* To do
Count the lines in the records below that contain the word "weather", and reply with only that number.

* Data listing
========================================================================
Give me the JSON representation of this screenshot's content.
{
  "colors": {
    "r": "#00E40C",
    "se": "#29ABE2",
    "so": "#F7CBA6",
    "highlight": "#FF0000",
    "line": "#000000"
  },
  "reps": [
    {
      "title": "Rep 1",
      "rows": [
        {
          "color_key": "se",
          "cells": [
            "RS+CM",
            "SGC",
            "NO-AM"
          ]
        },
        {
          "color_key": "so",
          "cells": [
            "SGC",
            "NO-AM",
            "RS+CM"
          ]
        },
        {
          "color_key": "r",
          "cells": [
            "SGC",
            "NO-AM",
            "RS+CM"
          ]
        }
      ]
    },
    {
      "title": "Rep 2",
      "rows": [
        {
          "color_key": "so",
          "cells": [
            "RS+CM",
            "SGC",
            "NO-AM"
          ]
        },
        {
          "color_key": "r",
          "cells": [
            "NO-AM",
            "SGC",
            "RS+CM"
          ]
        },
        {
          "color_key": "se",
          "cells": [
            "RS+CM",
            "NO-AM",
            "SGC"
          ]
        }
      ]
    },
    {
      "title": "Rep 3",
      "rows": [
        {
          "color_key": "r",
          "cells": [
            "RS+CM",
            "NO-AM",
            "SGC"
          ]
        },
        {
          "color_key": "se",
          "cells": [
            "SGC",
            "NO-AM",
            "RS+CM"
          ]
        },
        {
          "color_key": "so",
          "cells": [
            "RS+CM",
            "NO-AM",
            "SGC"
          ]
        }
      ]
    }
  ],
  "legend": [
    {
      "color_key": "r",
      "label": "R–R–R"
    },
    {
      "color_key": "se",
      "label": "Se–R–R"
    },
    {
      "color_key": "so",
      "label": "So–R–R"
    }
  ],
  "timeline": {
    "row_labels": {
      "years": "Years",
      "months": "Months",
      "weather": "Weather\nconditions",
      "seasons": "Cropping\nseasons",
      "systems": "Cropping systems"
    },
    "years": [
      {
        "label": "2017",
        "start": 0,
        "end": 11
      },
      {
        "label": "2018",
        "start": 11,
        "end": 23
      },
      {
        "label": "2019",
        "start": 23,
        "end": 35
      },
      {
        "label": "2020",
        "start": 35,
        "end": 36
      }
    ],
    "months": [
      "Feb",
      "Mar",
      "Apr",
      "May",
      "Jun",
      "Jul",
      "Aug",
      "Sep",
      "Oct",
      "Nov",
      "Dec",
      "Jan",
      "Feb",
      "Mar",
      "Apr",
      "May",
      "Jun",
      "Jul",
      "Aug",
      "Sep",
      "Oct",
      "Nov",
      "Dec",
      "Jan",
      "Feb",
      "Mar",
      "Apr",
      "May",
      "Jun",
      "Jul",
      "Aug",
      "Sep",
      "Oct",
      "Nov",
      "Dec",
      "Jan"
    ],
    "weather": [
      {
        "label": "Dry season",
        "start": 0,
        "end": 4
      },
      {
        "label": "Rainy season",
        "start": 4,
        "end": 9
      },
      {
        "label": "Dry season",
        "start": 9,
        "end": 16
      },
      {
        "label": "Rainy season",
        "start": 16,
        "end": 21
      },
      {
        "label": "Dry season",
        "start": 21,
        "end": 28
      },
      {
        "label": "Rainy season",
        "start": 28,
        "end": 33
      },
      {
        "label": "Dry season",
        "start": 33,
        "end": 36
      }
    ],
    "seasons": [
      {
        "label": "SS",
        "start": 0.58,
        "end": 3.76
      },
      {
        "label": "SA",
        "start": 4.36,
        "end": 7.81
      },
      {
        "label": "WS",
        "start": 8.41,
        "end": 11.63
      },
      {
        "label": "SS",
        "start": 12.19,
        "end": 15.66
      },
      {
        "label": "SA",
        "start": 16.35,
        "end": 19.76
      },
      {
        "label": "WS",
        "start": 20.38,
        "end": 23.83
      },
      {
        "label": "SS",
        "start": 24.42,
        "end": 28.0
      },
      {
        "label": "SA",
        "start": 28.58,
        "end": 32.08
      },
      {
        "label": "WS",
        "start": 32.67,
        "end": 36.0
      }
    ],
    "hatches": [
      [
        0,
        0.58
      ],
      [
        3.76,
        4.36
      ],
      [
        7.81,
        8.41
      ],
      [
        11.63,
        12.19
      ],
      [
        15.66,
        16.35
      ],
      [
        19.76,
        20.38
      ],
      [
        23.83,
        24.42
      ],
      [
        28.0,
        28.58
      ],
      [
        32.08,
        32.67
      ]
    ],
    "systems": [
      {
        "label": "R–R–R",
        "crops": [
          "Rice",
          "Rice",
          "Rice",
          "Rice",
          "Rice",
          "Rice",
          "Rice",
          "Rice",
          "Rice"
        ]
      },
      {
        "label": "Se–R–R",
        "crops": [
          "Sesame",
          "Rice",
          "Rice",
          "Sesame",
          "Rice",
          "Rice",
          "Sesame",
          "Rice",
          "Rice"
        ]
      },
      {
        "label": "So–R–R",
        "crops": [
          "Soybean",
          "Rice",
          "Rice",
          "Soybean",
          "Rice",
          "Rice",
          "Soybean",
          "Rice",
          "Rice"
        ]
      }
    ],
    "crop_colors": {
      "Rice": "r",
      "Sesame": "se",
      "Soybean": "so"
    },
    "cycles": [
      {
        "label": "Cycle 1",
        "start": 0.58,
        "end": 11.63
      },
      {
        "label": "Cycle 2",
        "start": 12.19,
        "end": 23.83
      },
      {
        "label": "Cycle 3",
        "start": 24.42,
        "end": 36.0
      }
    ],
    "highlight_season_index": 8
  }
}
========================================================================
* In response
2